» Given request:
Using the entries that follow, collect the lines where the word "image" appears.

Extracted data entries
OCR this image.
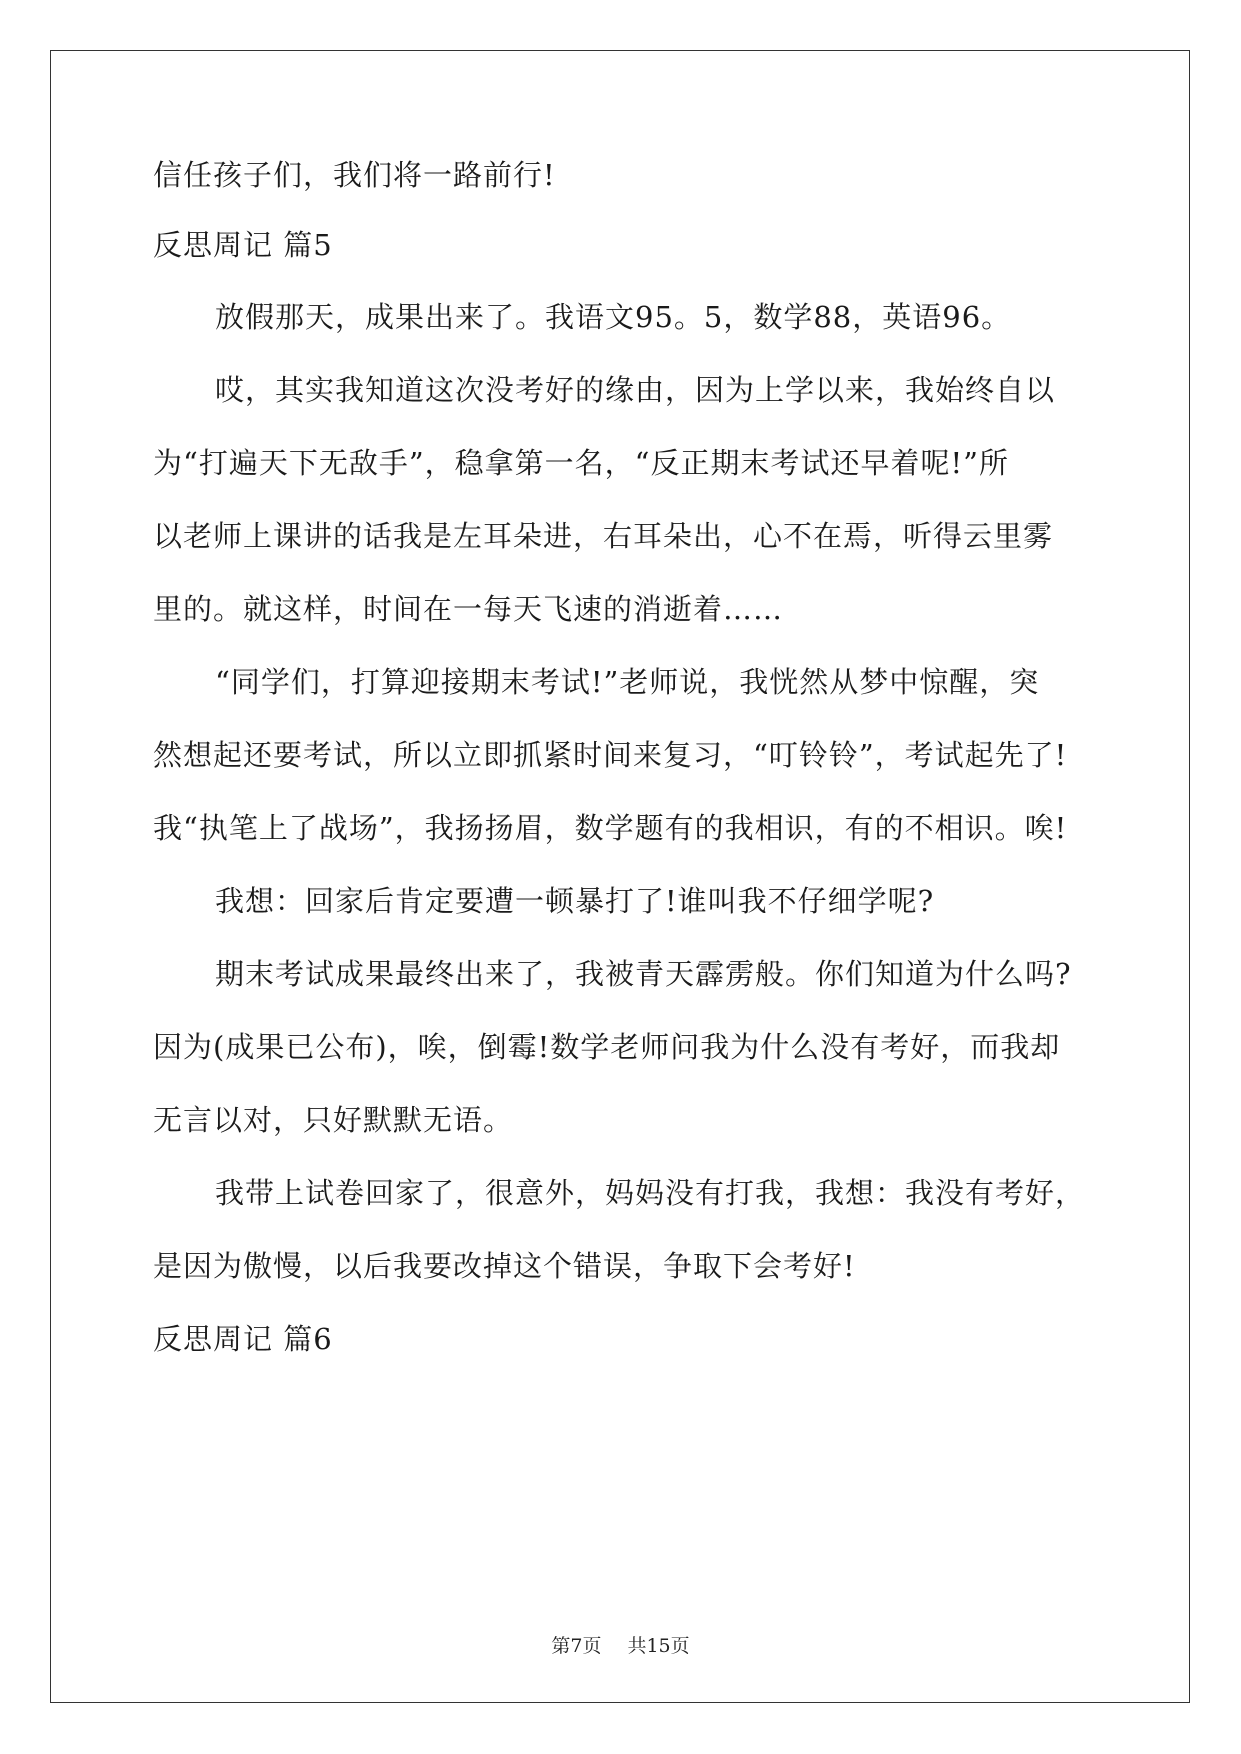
信任孩子们，我们将一路前行!
反思周记 篇5
放假那天，成果出来了。我语文95。5，数学88，英语96。
哎，其实我知道这次没考好的缘由，因为上学以来，我始终自以
为“打遍天下无敌手”，稳拿第一名，“反正期末考试还早着呢!”所
以老师上课讲的话我是左耳朵进，右耳朵出，心不在焉，听得云里雾
里的。就这样，时间在一每天飞速的消逝着……
“同学们，打算迎接期末考试!”老师说，我恍然从梦中惊醒，突
然想起还要考试，所以立即抓紧时间来复习，“叮铃铃”，考试起先了!
我“执笔上了战场”，我扬扬眉，数学题有的我相识，有的不相识。唉!
我想：回家后肯定要遭一顿暴打了!谁叫我不仔细学呢?
期末考试成果最终出来了，我被青天霹雳般。你们知道为什么吗?
因为(成果已公布)，唉，倒霉!数学老师问我为什么没有考好，而我却
无言以对，只好默默无语。
我带上试卷回家了，很意外，妈妈没有打我，我想：我没有考好，
是因为傲慢，以后我要改掉这个错误，争取下会考好!
反思周记 篇6
第7页 共15页
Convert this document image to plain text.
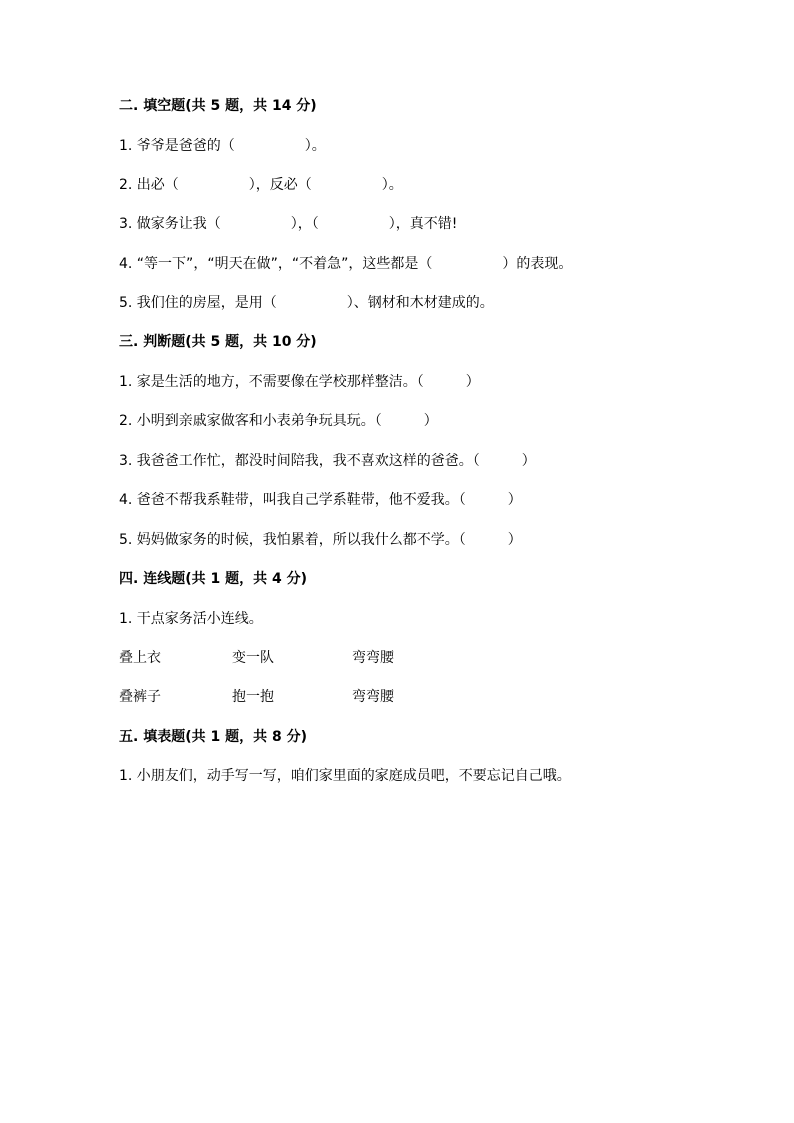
二. 填空题(共 5 题，共 14 分)
1. 爷爷是爸爸的（　　　　　）。
2. 出必（　　　　　），反必（　　　　　）。
3. 做家务让我（　　　　　），（　　　　　），真不错!
4. “等一下”，“明天在做”，“不着急”，这些都是（　　　　　）的表现。
5. 我们住的房屋，是用（　　　　　）、钢材和木材建成的。
三. 判断题(共 5 题，共 10 分)
1. 家是生活的地方，不需要像在学校那样整洁。（　　　）
2. 小明到亲戚家做客和小表弟争玩具玩。（　　　）
3. 我爸爸工作忙，都没时间陪我，我不喜欢这样的爸爸。（　　　）
4. 爸爸不帮我系鞋带，叫我自己学系鞋带，他不爱我。（　　　）
5. 妈妈做家务的时候，我怕累着，所以我什么都不学。（　　　）
四. 连线题(共 1 题，共 4 分)
1. 干点家务活小连线。
叠上衣	变一队	弯弯腰
叠裤子	抱一抱	弯弯腰
五. 填表题(共 1 题，共 8 分)
1. 小朋友们，动手写一写，咱们家里面的家庭成员吧，不要忘记自己哦。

» Solution to the problem:
OCR this image.
Convert this document image to plain text.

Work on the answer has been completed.